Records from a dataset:

+---+

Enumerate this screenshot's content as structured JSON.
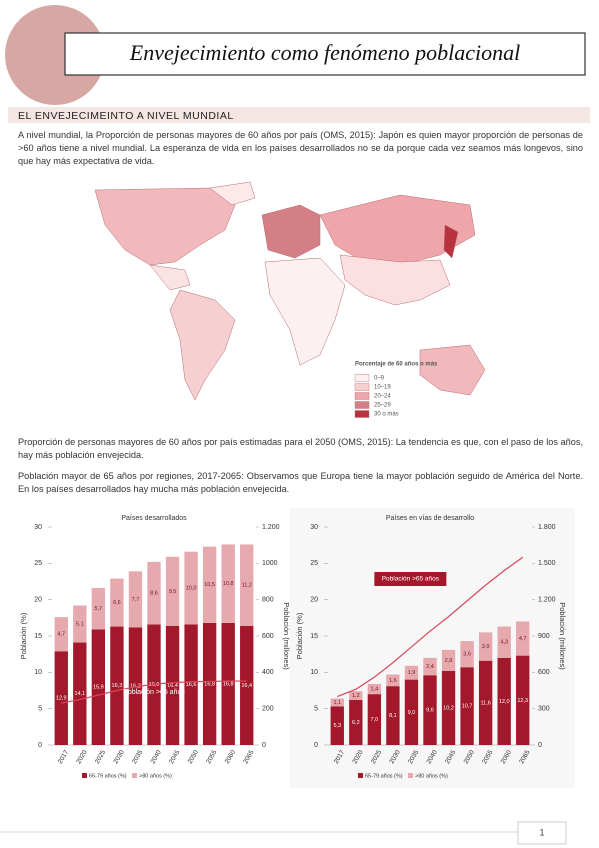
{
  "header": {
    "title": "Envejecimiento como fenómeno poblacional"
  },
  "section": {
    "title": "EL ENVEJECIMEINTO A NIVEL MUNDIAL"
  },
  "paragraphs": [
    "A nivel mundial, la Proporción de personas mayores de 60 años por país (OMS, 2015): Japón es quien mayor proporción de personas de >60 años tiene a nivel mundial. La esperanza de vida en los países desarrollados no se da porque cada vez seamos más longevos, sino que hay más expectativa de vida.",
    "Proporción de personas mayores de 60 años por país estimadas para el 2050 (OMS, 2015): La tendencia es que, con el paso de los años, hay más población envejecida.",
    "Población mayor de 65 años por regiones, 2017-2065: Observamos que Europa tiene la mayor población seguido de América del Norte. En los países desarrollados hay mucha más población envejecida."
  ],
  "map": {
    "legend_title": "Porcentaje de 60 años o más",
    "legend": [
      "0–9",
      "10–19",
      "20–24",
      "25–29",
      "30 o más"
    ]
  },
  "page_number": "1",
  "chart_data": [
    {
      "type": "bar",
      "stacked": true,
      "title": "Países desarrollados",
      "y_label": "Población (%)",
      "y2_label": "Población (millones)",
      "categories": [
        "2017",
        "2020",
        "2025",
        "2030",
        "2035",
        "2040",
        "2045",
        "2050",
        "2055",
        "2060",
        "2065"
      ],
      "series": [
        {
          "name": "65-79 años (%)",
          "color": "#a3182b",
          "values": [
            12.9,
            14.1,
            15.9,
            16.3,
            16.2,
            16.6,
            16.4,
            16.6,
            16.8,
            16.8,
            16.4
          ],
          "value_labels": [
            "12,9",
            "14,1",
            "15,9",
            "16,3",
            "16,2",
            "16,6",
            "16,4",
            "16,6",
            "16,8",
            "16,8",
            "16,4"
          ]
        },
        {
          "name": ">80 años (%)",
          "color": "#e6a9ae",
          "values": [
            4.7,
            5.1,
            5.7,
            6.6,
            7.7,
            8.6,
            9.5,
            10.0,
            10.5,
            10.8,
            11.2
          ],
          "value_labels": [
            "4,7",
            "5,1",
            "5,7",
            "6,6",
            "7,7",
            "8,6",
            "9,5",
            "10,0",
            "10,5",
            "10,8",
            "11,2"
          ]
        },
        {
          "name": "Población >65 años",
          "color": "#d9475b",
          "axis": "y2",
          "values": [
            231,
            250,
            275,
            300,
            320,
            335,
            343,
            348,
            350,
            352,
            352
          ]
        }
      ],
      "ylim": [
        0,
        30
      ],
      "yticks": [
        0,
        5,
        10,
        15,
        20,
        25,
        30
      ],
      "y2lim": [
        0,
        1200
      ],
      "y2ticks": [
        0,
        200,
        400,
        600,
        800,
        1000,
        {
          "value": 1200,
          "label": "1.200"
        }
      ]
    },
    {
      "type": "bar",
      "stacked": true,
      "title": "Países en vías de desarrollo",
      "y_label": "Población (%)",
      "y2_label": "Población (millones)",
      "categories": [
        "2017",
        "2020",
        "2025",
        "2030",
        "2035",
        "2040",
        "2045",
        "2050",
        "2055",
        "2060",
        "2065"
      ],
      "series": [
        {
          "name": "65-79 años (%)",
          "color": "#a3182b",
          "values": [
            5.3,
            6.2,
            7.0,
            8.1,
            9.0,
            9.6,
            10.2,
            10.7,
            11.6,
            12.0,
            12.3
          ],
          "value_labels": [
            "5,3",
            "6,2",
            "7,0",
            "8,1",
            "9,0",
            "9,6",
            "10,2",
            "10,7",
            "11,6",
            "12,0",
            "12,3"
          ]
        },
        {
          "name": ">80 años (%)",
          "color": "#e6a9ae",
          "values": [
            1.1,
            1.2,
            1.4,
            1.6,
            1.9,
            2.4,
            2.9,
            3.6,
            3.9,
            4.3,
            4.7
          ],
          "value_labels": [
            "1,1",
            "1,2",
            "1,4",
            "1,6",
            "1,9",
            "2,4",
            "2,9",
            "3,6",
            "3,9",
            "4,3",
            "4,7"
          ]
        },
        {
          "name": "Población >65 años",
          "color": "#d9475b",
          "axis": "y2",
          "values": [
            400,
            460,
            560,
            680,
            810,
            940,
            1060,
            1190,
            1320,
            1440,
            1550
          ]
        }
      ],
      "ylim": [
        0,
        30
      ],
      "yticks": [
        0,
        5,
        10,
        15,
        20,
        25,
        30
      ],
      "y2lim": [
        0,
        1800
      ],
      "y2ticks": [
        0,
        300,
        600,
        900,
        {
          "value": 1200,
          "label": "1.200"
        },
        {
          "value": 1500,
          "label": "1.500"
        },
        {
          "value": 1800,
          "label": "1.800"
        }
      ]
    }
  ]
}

+---+

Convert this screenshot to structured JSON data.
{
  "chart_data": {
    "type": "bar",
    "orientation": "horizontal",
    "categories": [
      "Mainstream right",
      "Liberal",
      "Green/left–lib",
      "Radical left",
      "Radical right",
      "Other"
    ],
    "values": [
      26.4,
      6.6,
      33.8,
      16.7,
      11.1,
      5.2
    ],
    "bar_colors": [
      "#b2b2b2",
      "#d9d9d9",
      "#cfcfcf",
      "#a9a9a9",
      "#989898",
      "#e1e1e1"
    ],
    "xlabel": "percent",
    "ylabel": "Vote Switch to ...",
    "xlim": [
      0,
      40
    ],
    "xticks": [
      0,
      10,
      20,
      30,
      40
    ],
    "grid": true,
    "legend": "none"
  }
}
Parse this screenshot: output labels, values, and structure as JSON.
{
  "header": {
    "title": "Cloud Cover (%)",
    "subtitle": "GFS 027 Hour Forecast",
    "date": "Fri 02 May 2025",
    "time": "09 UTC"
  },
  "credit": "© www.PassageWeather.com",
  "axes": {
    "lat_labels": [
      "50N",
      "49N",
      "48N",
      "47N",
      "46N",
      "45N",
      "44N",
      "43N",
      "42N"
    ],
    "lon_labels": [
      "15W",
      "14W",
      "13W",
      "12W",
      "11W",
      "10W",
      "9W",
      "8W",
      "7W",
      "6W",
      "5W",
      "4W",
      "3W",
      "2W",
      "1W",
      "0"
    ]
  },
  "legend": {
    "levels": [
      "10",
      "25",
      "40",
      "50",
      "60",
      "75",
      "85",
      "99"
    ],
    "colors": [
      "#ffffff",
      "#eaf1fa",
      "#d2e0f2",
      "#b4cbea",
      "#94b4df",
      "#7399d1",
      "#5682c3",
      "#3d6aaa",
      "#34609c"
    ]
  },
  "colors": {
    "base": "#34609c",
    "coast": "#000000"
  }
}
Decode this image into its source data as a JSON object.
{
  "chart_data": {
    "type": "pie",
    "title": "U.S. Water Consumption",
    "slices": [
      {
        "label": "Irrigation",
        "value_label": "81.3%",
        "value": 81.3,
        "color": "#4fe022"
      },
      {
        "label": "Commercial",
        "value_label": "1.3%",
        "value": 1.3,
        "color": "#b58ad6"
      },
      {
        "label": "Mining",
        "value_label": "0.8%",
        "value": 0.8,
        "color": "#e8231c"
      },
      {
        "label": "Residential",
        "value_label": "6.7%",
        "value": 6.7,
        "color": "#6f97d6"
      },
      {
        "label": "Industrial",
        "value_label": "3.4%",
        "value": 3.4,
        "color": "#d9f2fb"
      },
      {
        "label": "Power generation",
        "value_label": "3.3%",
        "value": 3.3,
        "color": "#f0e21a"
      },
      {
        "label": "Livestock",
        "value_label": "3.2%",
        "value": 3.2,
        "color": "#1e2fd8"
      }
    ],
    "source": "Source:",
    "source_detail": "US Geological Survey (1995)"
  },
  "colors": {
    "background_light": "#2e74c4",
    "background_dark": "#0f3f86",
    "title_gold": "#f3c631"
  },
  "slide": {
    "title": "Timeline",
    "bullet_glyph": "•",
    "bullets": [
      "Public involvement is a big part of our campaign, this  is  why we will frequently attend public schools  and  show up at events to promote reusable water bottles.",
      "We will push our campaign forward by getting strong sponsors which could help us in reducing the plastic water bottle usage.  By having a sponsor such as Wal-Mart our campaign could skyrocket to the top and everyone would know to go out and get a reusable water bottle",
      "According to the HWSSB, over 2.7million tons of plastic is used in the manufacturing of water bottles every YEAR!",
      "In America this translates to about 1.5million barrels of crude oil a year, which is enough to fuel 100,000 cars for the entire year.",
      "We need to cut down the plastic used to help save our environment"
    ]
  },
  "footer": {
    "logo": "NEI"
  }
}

+---+

Task goal:
Using the listing above, pull out all lines that hold the word "used".

Problem solution:
      "According to the HWSSB, over 2.7million tons of plastic is used in the manufacturing of water bottles every YEAR!",
      "We need to cut down the plastic used to help save our environment"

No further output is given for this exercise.